-- Start of Given information --
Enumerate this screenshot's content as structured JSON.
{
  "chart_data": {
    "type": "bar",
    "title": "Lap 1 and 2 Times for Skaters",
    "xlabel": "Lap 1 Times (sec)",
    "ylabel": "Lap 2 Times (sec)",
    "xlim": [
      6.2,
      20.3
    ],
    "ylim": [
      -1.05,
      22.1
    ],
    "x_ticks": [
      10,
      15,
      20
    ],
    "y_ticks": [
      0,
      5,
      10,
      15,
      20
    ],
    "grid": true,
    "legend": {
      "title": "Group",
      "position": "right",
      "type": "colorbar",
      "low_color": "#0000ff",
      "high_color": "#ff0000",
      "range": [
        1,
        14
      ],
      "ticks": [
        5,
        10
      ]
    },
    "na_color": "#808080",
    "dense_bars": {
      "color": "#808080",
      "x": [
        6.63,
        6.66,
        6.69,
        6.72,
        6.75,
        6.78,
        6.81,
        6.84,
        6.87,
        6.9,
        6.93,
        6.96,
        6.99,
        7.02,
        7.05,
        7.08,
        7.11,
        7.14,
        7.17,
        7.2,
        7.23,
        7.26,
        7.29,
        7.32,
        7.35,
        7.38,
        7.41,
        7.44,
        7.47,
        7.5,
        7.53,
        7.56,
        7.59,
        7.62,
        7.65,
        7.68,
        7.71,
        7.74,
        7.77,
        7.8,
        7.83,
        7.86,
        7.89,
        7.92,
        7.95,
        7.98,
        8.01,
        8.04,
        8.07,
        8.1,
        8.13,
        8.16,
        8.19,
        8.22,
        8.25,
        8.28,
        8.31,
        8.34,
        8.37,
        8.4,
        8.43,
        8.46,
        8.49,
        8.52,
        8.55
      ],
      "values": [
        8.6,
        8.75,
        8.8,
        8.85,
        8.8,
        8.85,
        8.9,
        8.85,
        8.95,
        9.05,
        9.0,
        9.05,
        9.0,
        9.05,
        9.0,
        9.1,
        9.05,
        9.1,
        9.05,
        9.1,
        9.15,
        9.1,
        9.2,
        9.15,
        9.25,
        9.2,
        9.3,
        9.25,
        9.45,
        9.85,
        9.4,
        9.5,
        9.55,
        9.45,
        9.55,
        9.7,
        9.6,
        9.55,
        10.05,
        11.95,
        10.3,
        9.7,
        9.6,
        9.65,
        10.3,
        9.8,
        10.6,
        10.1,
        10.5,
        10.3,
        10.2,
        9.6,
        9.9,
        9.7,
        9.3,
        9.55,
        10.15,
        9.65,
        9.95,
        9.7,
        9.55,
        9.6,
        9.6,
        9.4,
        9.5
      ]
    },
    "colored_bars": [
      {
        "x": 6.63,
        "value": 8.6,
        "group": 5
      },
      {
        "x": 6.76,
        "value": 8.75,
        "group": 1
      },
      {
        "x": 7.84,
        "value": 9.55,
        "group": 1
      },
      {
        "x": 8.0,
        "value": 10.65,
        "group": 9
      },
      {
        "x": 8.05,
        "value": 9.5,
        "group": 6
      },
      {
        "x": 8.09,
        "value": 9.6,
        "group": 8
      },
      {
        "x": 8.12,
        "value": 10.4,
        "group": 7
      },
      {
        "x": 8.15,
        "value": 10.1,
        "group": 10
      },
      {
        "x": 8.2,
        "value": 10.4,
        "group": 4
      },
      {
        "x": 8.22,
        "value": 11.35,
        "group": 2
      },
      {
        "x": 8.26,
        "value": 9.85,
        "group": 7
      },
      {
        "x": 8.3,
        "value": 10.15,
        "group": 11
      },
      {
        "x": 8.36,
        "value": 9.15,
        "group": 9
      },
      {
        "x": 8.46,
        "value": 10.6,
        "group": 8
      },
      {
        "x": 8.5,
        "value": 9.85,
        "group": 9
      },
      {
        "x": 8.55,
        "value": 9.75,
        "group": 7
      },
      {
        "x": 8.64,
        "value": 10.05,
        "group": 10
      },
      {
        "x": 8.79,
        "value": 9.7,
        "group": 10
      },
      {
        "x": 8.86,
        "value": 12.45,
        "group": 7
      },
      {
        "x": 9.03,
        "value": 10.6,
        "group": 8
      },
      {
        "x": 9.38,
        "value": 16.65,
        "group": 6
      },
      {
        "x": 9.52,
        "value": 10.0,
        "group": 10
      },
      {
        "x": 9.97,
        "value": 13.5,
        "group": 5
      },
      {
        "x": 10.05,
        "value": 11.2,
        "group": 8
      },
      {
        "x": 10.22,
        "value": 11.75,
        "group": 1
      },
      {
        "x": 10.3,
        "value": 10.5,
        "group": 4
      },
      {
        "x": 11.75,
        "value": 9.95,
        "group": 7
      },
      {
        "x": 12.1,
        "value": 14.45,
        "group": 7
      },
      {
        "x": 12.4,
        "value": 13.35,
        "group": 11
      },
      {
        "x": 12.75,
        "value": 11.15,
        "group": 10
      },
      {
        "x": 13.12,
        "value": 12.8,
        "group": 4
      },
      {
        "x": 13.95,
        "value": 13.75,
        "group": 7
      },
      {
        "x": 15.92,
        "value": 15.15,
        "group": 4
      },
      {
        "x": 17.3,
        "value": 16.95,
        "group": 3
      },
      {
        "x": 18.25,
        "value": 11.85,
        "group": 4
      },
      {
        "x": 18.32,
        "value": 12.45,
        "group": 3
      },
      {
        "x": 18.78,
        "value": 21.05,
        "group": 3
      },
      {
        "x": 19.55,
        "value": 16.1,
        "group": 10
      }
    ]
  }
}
-- End of Given information --
Give every line of the material again, exactly as it reads.

Enumerate this screenshot's content as structured JSON.
{
  "chart_data": {
    "type": "bar",
    "title": "Lap 1 and 2 Times for Skaters",
    "xlabel": "Lap 1 Times (sec)",
    "ylabel": "Lap 2 Times (sec)",
    "xlim": [
      6.2,
      20.3
    ],
    "ylim": [
      -1.05,
      22.1
    ],
    "x_ticks": [
      10,
      15,
      20
    ],
    "y_ticks": [
      0,
      5,
      10,
      15,
      20
    ],
    "grid": true,
    "legend": {
      "title": "Group",
      "position": "right",
      "type": "colorbar",
      "low_color": "#0000ff",
      "high_color": "#ff0000",
      "range": [
        1,
        14
      ],
      "ticks": [
        5,
        10
      ]
    },
    "na_color": "#808080",
    "dense_bars": {
      "color": "#808080",
      "x": [
        6.63,
        6.66,
        6.69,
        6.72,
        6.75,
        6.78,
        6.81,
        6.84,
        6.87,
        6.9,
        6.93,
        6.96,
        6.99,
        7.02,
        7.05,
        7.08,
        7.11,
        7.14,
        7.17,
        7.2,
        7.23,
        7.26,
        7.29,
        7.32,
        7.35,
        7.38,
        7.41,
        7.44,
        7.47,
        7.5,
        7.53,
        7.56,
        7.59,
        7.62,
        7.65,
        7.68,
        7.71,
        7.74,
        7.77,
        7.8,
        7.83,
        7.86,
        7.89,
        7.92,
        7.95,
        7.98,
        8.01,
        8.04,
        8.07,
        8.1,
        8.13,
        8.16,
        8.19,
        8.22,
        8.25,
        8.28,
        8.31,
        8.34,
        8.37,
        8.4,
        8.43,
        8.46,
        8.49,
        8.52,
        8.55
      ],
      "values": [
        8.6,
        8.75,
        8.8,
        8.85,
        8.8,
        8.85,
        8.9,
        8.85,
        8.95,
        9.05,
        9.0,
        9.05,
        9.0,
        9.05,
        9.0,
        9.1,
        9.05,
        9.1,
        9.05,
        9.1,
        9.15,
        9.1,
        9.2,
        9.15,
        9.25,
        9.2,
        9.3,
        9.25,
        9.45,
        9.85,
        9.4,
        9.5,
        9.55,
        9.45,
        9.55,
        9.7,
        9.6,
        9.55,
        10.05,
        11.95,
        10.3,
        9.7,
        9.6,
        9.65,
        10.3,
        9.8,
        10.6,
        10.1,
        10.5,
        10.3,
        10.2,
        9.6,
        9.9,
        9.7,
        9.3,
        9.55,
        10.15,
        9.65,
        9.95,
        9.7,
        9.55,
        9.6,
        9.6,
        9.4,
        9.5
      ]
    },
    "colored_bars": [
      {
        "x": 6.63,
        "value": 8.6,
        "group": 5
      },
      {
        "x": 6.76,
        "value": 8.75,
        "group": 1
      },
      {
        "x": 7.84,
        "value": 9.55,
        "group": 1
      },
      {
        "x": 8.0,
        "value": 10.65,
        "group": 9
      },
      {
        "x": 8.05,
        "value": 9.5,
        "group": 6
      },
      {
        "x": 8.09,
        "value": 9.6,
        "group": 8
      },
      {
        "x": 8.12,
        "value": 10.4,
        "group": 7
      },
      {
        "x": 8.15,
        "value": 10.1,
        "group": 10
      },
      {
        "x": 8.2,
        "value": 10.4,
        "group": 4
      },
      {
        "x": 8.22,
        "value": 11.35,
        "group": 2
      },
      {
        "x": 8.26,
        "value": 9.85,
        "group": 7
      },
      {
        "x": 8.3,
        "value": 10.15,
        "group": 11
      },
      {
        "x": 8.36,
        "value": 9.15,
        "group": 9
      },
      {
        "x": 8.46,
        "value": 10.6,
        "group": 8
      },
      {
        "x": 8.5,
        "value": 9.85,
        "group": 9
      },
      {
        "x": 8.55,
        "value": 9.75,
        "group": 7
      },
      {
        "x": 8.64,
        "value": 10.05,
        "group": 10
      },
      {
        "x": 8.79,
        "value": 9.7,
        "group": 10
      },
      {
        "x": 8.86,
        "value": 12.45,
        "group": 7
      },
      {
        "x": 9.03,
        "value": 10.6,
        "group": 8
      },
      {
        "x": 9.38,
        "value": 16.65,
        "group": 6
      },
      {
        "x": 9.52,
        "value": 10.0,
        "group": 10
      },
      {
        "x": 9.97,
        "value": 13.5,
        "group": 5
      },
      {
        "x": 10.05,
        "value": 11.2,
        "group": 8
      },
      {
        "x": 10.22,
        "value": 11.75,
        "group": 1
      },
      {
        "x": 10.3,
        "value": 10.5,
        "group": 4
      },
      {
        "x": 11.75,
        "value": 9.95,
        "group": 7
      },
      {
        "x": 12.1,
        "value": 14.45,
        "group": 7
      },
      {
        "x": 12.4,
        "value": 13.35,
        "group": 11
      },
      {
        "x": 12.75,
        "value": 11.15,
        "group": 10
      },
      {
        "x": 13.12,
        "value": 12.8,
        "group": 4
      },
      {
        "x": 13.95,
        "value": 13.75,
        "group": 7
      },
      {
        "x": 15.92,
        "value": 15.15,
        "group": 4
      },
      {
        "x": 17.3,
        "value": 16.95,
        "group": 3
      },
      {
        "x": 18.25,
        "value": 11.85,
        "group": 4
      },
      {
        "x": 18.32,
        "value": 12.45,
        "group": 3
      },
      {
        "x": 18.78,
        "value": 21.05,
        "group": 3
      },
      {
        "x": 19.55,
        "value": 16.1,
        "group": 10
      }
    ]
  }
}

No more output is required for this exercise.